— Start Record excerpts —

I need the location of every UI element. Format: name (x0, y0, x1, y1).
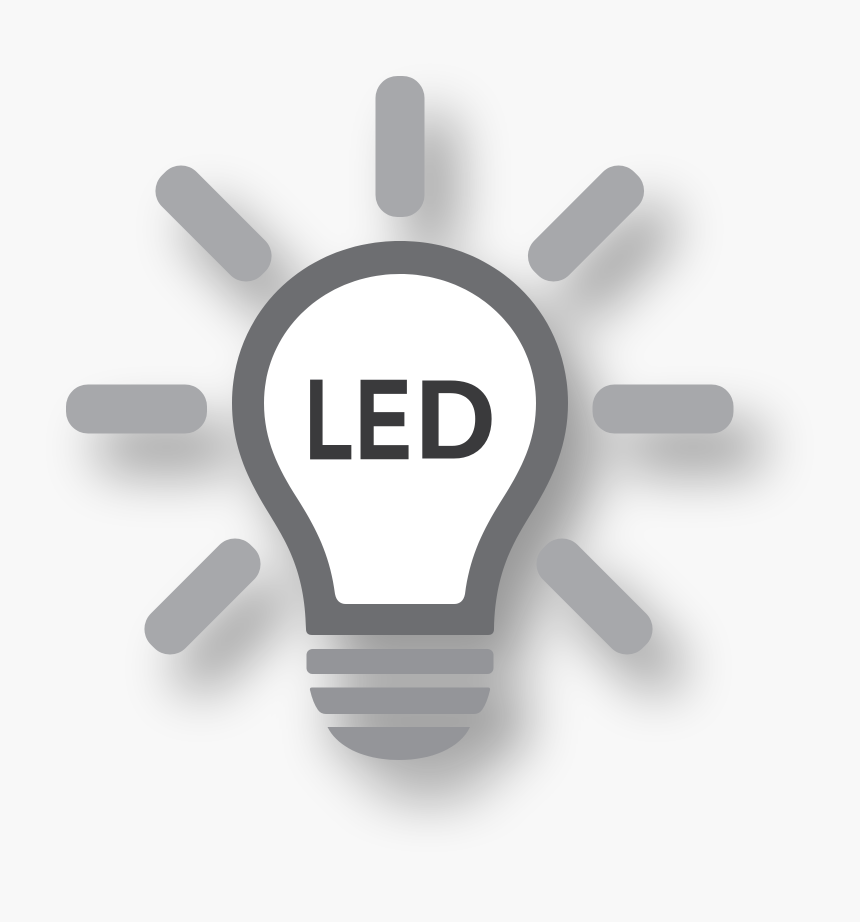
ray: upper left (146, 156, 281, 291)
ray: upper right (519, 156, 653, 291)
ray: top (376, 76, 424, 217)
base cap (328, 727, 470, 760)
ray: left (66, 384, 207, 434)
LED label (306, 356, 496, 484)
base thread 2 (310, 688, 490, 714)
LED label: D (415, 356, 496, 482)
bulb glass (232, 241, 568, 635)
ray: lower left (135, 529, 270, 664)
ray: right (592, 384, 734, 434)
LED label: E (356, 357, 411, 484)
base thread 1 (306, 649, 494, 674)
ray: lower right (527, 529, 662, 664)
drop shadow (96, 114, 764, 798)
bulb interior (264, 274, 536, 604)
light rays (66, 76, 734, 664)
bulb base (306, 649, 494, 760)
LED label: L (306, 356, 353, 483)
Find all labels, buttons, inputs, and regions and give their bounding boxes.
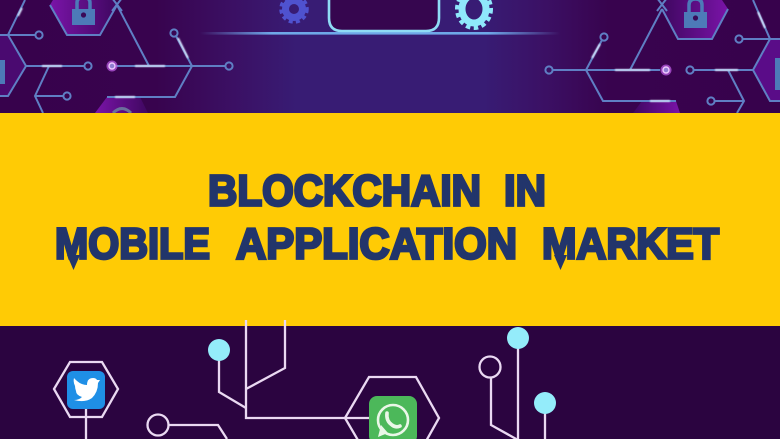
cyan node one — [208, 339, 230, 361]
cyan node three — [534, 392, 556, 414]
title line one: BLOCKCHAIN — [208, 166, 481, 216]
circuit: left lines — [0, 0, 233, 113]
icon: far right lock — [753, 39, 780, 101]
panel: top circuit banner — [0, 0, 780, 113]
circuit: left highlights — [18, 8, 188, 97]
title line two: APPLICATION — [236, 220, 517, 268]
icon: whatsapp hexagon — [345, 377, 439, 439]
icon: right magenta node — [660, 64, 672, 76]
open node right — [480, 356, 500, 378]
icon: phone bottom — [329, 0, 439, 31]
icon: lower left hexagon — [95, 97, 148, 113]
circuit: right highlights — [592, 12, 765, 101]
title line two: MARKET — [542, 220, 719, 268]
circuit: right lines — [545, 0, 780, 113]
icon: left lock hexagon — [50, 0, 117, 35]
panel: bottom network — [0, 320, 780, 439]
icon: right lock hexagon — [662, 0, 728, 39]
panel: yellow title band — [0, 113, 780, 326]
open node left — [148, 414, 168, 436]
icon: lower right hexagon — [633, 101, 680, 113]
icon: large cyan gear — [457, 0, 491, 28]
icon: far left lock — [0, 35, 26, 96]
icon: small blue gear — [281, 0, 307, 22]
icon: left magenta node — [106, 60, 118, 72]
title — [55, 166, 719, 270]
title line two: MOBILE — [55, 220, 210, 268]
icon: twitter hexagon — [54, 362, 118, 417]
title line one: IN — [504, 166, 546, 216]
network lines — [86, 320, 545, 439]
cyan node two — [507, 327, 529, 349]
divider glow line — [200, 32, 560, 35]
title line two — [55, 220, 719, 268]
letter spikes — [67, 255, 567, 270]
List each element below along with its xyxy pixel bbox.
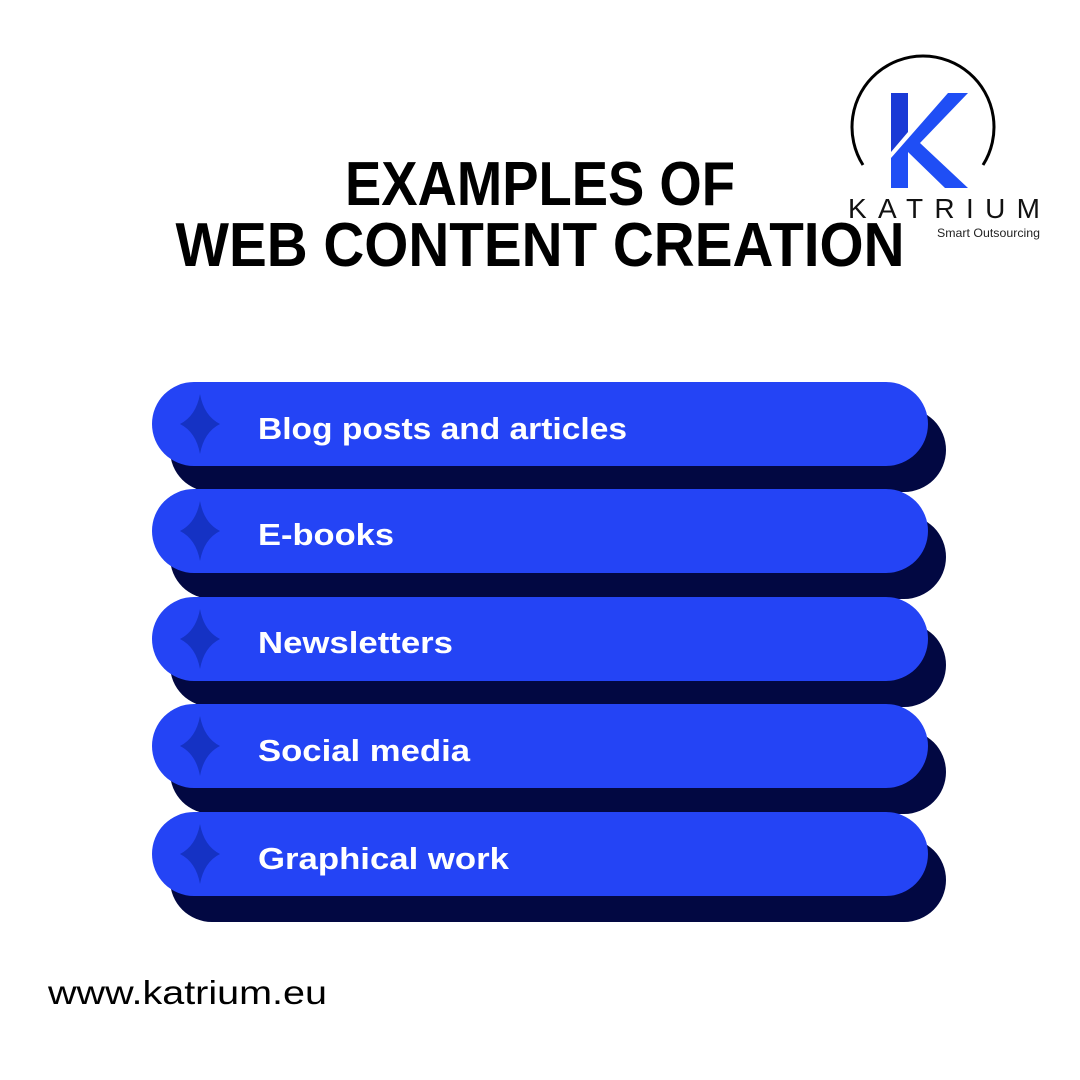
list item 2 bbox=[152, 489, 946, 599]
logo: Katrium: Smart Outsourcing bbox=[937, 226, 1040, 240]
logo: Katrium bbox=[848, 54, 1040, 240]
list item 5: Graphical work bbox=[258, 841, 510, 876]
list item 1: Blog posts and articles bbox=[258, 411, 627, 446]
logo: Katrium: KATRIUM bbox=[848, 193, 1040, 224]
title bbox=[176, 150, 904, 280]
list item 4: Social media bbox=[258, 733, 471, 768]
footer url: www.katrium.eu bbox=[47, 974, 327, 1011]
list item 1 bbox=[152, 382, 946, 492]
title: WEB CONTENT CREATION bbox=[176, 211, 904, 280]
list item 4 bbox=[152, 704, 946, 814]
list item 3 bbox=[152, 597, 946, 707]
list item 2: E-books bbox=[258, 517, 394, 552]
list item 3: Newsletters bbox=[258, 625, 453, 660]
title: EXAMPLES OF bbox=[345, 150, 735, 219]
list item 5 bbox=[152, 812, 946, 922]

— End Record excerpts —

*Requirements*:
Write out the dataset excerpt above line for line, leaving out the pictures.

*Correct result*:
I need the location of every UI element. Format: name (x0, y0, x1, y1).
ray: upper left (146, 156, 281, 291)
ray: upper right (519, 156, 653, 291)
ray: top (376, 76, 424, 217)
base cap (328, 727, 470, 760)
ray: left (66, 384, 207, 434)
LED label (306, 356, 496, 484)
base thread 2 (310, 688, 490, 714)
LED label: D (415, 356, 496, 482)
bulb glass (232, 241, 568, 635)
ray: lower left (135, 529, 270, 664)
ray: right (592, 384, 734, 434)
LED label: E (356, 357, 411, 484)
base thread 1 (306, 649, 494, 674)
ray: lower right (527, 529, 662, 664)
drop shadow (96, 114, 764, 798)
bulb interior (264, 274, 536, 604)
light rays (66, 76, 734, 664)
bulb base (306, 649, 494, 760)
LED label: L (306, 356, 353, 483)
Find all labels, buttons, inputs, and regions and give their bounding boxes.
cyan node one — [208, 339, 230, 361]
cyan node three — [534, 392, 556, 414]
title line one: BLOCKCHAIN — [208, 166, 481, 216]
circuit: left lines — [0, 0, 233, 113]
icon: far right lock — [753, 39, 780, 101]
panel: top circuit banner — [0, 0, 780, 113]
circuit: left highlights — [18, 8, 188, 97]
title line two: APPLICATION — [236, 220, 517, 268]
icon: whatsapp hexagon — [345, 377, 439, 439]
icon: right magenta node — [660, 64, 672, 76]
open node right — [480, 356, 500, 378]
icon: phone bottom — [329, 0, 439, 31]
icon: lower left hexagon — [95, 97, 148, 113]
circuit: right highlights — [592, 12, 765, 101]
title line two: MARKET — [542, 220, 719, 268]
circuit: right lines — [545, 0, 780, 113]
icon: left lock hexagon — [50, 0, 117, 35]
panel: bottom network — [0, 320, 780, 439]
icon: right lock hexagon — [662, 0, 728, 39]
panel: yellow title band — [0, 113, 780, 326]
open node left — [148, 414, 168, 436]
icon: lower right hexagon — [633, 101, 680, 113]
icon: large cyan gear — [457, 0, 491, 28]
icon: far left lock — [0, 35, 26, 96]
icon: small blue gear — [281, 0, 307, 22]
icon: left magenta node — [106, 60, 118, 72]
title — [55, 166, 719, 270]
title line two: MOBILE — [55, 220, 210, 268]
icon: twitter hexagon — [54, 362, 118, 417]
title line one: IN — [504, 166, 546, 216]
network lines — [86, 320, 545, 439]
cyan node two — [507, 327, 529, 349]
divider glow line — [200, 32, 560, 35]
title line two — [55, 220, 719, 268]
letter spikes — [67, 255, 567, 270]
List each element below along with its xyxy pixel bbox.
list item 2 bbox=[152, 489, 946, 599]
logo: Katrium: Smart Outsourcing bbox=[937, 226, 1040, 240]
logo: Katrium bbox=[848, 54, 1040, 240]
list item 5: Graphical work bbox=[258, 841, 510, 876]
list item 1: Blog posts and articles bbox=[258, 411, 627, 446]
logo: Katrium: KATRIUM bbox=[848, 193, 1040, 224]
title bbox=[176, 150, 904, 280]
list item 4: Social media bbox=[258, 733, 471, 768]
footer url: www.katrium.eu bbox=[47, 974, 327, 1011]
list item 1 bbox=[152, 382, 946, 492]
title: WEB CONTENT CREATION bbox=[176, 211, 904, 280]
list item 4 bbox=[152, 704, 946, 814]
list item 3 bbox=[152, 597, 946, 707]
list item 2: E-books bbox=[258, 517, 394, 552]
list item 3: Newsletters bbox=[258, 625, 453, 660]
title: EXAMPLES OF bbox=[345, 150, 735, 219]
list item 5 bbox=[152, 812, 946, 922]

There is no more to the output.